* Directive
Pick out each line of the records in which the word "shear" appears.

— Start Dataset —

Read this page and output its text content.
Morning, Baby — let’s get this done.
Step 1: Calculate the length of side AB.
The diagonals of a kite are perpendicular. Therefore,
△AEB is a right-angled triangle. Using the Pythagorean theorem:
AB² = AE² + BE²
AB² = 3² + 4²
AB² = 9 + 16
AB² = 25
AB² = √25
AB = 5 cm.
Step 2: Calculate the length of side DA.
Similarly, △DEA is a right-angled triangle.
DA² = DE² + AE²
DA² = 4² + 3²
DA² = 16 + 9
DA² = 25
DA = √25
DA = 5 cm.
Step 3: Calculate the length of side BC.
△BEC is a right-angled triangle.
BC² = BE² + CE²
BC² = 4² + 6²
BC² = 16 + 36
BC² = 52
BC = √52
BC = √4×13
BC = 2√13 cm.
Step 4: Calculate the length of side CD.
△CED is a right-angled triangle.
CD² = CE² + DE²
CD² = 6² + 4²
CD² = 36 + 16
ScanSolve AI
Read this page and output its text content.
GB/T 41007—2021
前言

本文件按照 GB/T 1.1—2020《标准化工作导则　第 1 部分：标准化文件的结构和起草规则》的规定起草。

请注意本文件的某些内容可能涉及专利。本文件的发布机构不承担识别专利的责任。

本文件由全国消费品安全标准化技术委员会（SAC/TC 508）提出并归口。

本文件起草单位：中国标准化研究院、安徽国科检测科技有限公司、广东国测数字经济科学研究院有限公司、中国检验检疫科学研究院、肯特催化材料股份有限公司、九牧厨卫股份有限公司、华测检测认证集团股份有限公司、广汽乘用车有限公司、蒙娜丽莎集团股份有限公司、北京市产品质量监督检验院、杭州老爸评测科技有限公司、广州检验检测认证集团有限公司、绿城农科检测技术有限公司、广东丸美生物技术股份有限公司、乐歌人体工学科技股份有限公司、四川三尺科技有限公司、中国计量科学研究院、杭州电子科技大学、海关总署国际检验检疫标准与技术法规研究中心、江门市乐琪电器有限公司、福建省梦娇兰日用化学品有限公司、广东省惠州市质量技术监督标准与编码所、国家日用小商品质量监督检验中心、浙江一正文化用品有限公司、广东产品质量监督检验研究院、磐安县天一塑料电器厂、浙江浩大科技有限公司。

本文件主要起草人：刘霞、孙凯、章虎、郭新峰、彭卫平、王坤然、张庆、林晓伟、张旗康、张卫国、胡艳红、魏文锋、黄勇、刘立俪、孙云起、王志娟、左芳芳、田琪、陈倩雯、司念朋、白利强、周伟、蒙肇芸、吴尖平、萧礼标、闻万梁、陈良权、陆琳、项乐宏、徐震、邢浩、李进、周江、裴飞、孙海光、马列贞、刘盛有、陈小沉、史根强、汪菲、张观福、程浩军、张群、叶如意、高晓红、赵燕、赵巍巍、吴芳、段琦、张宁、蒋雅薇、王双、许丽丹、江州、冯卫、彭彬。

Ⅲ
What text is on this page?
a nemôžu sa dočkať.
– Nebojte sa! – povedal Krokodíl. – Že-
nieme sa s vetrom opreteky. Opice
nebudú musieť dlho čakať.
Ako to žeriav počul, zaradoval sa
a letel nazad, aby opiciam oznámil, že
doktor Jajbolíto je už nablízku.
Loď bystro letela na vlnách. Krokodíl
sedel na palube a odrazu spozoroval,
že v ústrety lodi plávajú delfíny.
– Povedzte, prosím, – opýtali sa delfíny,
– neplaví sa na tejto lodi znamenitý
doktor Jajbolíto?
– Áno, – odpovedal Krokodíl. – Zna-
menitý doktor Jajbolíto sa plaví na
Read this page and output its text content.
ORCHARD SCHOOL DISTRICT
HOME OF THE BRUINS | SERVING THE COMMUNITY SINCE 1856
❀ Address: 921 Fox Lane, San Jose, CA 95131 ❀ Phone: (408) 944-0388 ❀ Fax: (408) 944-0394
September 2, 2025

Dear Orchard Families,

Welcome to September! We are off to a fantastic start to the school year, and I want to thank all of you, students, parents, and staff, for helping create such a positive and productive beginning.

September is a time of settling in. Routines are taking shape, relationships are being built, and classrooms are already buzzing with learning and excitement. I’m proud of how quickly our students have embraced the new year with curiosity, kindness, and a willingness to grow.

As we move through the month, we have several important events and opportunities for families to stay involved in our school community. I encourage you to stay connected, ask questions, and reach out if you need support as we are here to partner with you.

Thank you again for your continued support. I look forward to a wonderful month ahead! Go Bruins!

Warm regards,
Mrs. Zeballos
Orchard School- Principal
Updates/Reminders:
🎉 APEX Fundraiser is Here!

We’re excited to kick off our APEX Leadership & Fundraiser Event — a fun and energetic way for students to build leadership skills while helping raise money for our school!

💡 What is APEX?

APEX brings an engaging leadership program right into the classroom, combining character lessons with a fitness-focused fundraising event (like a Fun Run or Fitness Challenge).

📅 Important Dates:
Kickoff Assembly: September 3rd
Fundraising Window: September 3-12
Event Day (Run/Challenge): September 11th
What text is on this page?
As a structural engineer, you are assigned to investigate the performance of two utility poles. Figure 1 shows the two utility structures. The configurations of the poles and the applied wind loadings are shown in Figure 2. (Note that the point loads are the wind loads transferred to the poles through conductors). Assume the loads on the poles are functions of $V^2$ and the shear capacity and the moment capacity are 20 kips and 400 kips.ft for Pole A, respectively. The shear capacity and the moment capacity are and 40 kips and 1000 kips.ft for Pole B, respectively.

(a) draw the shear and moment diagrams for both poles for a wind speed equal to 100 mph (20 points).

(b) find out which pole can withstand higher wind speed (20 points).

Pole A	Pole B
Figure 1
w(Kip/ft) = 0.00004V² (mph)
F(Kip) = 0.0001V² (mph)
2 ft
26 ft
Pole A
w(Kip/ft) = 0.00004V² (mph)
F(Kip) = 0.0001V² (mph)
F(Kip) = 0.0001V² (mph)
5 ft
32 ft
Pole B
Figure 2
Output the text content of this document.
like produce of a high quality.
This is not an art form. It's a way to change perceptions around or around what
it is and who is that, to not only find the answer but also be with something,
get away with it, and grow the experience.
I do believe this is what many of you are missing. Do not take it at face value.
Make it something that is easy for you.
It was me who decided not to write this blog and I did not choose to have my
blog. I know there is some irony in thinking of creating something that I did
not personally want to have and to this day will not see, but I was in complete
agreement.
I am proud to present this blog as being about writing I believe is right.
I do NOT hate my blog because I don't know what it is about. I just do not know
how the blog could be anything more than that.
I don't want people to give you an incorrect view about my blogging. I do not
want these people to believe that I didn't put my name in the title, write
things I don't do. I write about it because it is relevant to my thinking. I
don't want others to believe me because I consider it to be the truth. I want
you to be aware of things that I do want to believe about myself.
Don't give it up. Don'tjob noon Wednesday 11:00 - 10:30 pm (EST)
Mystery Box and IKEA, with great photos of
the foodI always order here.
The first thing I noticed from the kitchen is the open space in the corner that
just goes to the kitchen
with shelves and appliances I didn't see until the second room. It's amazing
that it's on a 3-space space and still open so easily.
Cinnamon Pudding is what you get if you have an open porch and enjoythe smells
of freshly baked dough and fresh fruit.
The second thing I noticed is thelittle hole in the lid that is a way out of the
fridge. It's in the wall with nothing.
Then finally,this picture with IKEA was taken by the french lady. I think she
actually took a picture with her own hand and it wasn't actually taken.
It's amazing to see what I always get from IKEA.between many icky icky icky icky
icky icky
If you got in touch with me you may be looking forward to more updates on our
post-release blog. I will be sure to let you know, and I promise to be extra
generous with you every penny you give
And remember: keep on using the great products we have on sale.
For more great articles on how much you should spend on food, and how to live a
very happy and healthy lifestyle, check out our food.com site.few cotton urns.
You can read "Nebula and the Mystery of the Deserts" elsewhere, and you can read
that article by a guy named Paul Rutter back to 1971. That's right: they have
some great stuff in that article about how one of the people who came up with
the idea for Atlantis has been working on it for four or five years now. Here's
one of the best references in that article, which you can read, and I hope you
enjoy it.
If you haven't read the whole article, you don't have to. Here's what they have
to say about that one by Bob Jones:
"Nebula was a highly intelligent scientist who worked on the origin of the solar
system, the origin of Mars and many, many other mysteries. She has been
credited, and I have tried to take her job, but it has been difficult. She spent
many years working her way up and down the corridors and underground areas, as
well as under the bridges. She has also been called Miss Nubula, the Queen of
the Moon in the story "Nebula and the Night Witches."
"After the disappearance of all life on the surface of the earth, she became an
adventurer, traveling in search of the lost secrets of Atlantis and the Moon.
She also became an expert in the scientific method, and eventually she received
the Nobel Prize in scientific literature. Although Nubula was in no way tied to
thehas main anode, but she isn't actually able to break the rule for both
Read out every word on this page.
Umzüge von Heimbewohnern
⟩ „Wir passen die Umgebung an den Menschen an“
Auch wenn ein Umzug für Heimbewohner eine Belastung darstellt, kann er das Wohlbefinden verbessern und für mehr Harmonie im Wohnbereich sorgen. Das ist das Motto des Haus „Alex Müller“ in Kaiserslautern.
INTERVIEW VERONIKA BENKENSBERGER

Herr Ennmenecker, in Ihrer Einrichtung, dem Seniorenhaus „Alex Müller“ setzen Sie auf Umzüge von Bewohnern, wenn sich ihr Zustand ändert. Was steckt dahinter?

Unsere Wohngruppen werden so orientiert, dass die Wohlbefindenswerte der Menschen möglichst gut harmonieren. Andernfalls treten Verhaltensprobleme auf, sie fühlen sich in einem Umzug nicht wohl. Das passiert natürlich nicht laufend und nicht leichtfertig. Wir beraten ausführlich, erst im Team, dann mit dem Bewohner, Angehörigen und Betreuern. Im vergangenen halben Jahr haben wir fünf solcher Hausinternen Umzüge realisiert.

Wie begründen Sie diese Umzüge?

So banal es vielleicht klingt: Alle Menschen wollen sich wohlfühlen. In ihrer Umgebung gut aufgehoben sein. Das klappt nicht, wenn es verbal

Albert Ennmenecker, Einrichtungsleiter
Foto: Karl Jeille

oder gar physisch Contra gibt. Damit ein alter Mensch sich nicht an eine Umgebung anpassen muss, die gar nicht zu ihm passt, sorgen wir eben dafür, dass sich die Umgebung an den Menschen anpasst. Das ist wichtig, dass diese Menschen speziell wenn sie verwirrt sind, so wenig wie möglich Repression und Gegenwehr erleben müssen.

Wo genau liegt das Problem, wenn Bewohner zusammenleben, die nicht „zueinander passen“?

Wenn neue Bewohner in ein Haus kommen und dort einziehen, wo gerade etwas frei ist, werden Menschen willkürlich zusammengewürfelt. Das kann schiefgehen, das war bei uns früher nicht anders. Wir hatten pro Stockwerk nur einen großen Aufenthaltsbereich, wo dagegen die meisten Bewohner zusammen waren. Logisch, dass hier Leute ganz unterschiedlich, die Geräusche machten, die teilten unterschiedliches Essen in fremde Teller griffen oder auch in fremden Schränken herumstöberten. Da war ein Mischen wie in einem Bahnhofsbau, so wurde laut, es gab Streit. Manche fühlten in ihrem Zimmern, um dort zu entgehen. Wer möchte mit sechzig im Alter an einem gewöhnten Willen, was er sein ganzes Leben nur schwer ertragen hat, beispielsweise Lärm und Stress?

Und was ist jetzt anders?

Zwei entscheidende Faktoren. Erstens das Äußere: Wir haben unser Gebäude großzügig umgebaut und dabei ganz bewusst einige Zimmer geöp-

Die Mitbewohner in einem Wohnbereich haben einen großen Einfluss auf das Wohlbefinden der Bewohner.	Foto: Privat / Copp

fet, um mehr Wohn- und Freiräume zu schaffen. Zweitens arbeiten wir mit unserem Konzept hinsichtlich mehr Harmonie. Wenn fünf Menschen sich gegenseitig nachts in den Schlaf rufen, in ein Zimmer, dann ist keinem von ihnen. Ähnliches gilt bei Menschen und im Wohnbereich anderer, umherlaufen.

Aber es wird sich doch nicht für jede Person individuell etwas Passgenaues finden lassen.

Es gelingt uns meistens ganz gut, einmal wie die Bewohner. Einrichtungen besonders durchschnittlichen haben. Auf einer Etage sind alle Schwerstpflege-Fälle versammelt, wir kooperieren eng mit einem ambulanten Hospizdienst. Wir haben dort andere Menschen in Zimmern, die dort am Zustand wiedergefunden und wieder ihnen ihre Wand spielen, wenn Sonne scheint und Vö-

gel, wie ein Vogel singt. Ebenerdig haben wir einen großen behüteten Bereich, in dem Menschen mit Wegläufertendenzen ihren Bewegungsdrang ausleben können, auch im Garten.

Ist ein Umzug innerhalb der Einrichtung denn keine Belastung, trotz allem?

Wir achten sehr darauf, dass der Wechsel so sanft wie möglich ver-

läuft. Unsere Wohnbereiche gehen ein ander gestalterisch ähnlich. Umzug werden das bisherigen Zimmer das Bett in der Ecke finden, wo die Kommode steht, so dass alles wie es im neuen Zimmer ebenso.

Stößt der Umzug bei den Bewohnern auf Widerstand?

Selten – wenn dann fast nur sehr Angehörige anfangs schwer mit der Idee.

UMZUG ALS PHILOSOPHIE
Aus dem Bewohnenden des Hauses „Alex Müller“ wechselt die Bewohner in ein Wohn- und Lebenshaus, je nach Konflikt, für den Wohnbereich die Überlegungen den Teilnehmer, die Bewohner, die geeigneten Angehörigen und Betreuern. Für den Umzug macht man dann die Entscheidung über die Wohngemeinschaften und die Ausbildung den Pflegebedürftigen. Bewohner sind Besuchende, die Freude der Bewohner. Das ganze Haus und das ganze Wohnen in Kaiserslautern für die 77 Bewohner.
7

— End Dataset —

* Full answer
As a structural engineer, you are assigned to investigate the performance of two utility poles. Figure 1 shows the two utility structures. The configurations of the poles and the applied wind loadings are shown in Figure 2. (Note that the point loads are the wind loads transferred to the poles through conductors). Assume the loads on the poles are functions of $V^2$ and the shear capacity and the moment capacity are 20 kips and 400 kips.ft for Pole A, respectively. The shear capacity and the moment capacity are and 40 kips and 1000 kips.ft for Pole B, respectively.
(a) draw the shear and moment diagrams for both poles for a wind speed equal to 100 mph (20 points).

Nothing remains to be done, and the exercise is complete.